Kepulauan Raja Ampat terletak di barat laut kepala burung Pulau Papua, dengan
kurang lebih 1500 pulau kecil dan atoll serta 4 pulau besar utama, yakni Misol,
Salawati, Bantata dan Waigeo. Inilah yang kemudian menjadikan Raja Ampat taman
laut terbesar di Indonesia.
Wilayah ini sempat
menjadi incaran para pemburu ikan karang dengan cara mengebom dan menebar racun
sianida. Namun, masih banyak penduduk yang berupaya melindungi kawasan itu
sehingga kekayaan lautnya bisa diselamatkan. Terumbu karang di laut Raja Ampat
dinilai terlengkap di dunia. Dari 537 jenis karang dunia, 75 persennya berada
di perairan ini. Ditemukan pula 1.104 jenis ikan, 669 jenis moluska (hewan
lunak), dan 537 jenis hewan karang. Luar biasa!

Kutipan Sumber:
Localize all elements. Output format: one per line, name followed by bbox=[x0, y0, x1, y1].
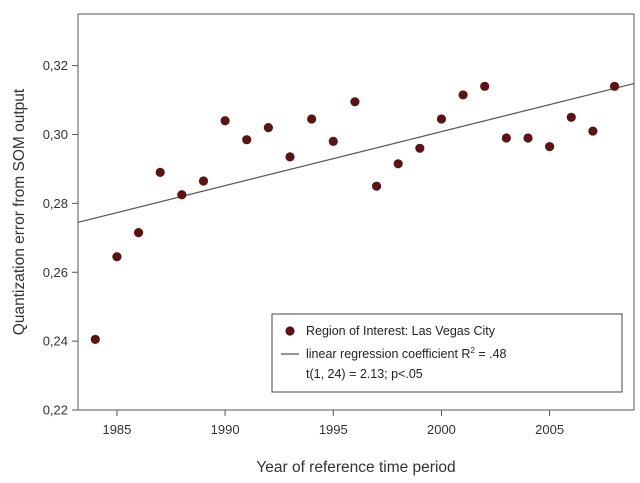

Soal Latihan 1:
Jawablah pertanyaan berikut berdasarkan bacaan tentang Raja Ampat.
(a) Di bagian mana dari Pulau Papua Kepulauan Raja Ampat terletak?
(b) Berapa persen dari 537 jenis karang dunia yang berada di perairan Raja Ampat?
(c) Berapa jenis ikan yang ditemukan di sana?
Soal Latihan 2:
Ulangi dengan tepat bagian bacaan tentang Raja Ampat mulai dari "Kepulauan Raja Ampat" hingga dan termasuk "terbesar di Indonesia.".
Soal Latihan 3:
Tulis ulang secara lebih ringkas paragraf bacaan tentang Raja Ampat yang diawali dengan "Wilayah ini sempat" tanpa menghilangkan fakta utamanya.
Materi tersebut diambil dari sumber lain.

Jawaban Latihan 1:
(a) Di barat laut kepala burung Pulau Papua.
(b) 75 persen.
(c) 1.104 jenis ikan.

Jawaban Latihan 2:
Kepulauan Raja Ampat terletak di barat laut kepala burung Pulau Papua, dengan
kurang lebih 1500 pulau kecil dan atoll serta 4 pulau besar utama, yakni Misol,
Salawati, Bantata dan Waigeo. Inilah yang kemudian menjadikan Raja Ampat taman
laut terbesar di Indonesia.

Jawaban Latihan 3:
Raja Ampat pernah diincar pemburu ikan karang yang memakai bom dan racun sianida. Upaya penduduk melindungi kawasan ini berhasil menyelamatkan kekayaan lautnya. Terumbu karangnya dinilai terlengkap di dunia: 75 persen dari 537 jenis karang dunia ada di sana. Selain itu, di perairan ini ditemukan 1.104 jenis ikan, 669 jenis moluska, dan 537 jenis hewan karang.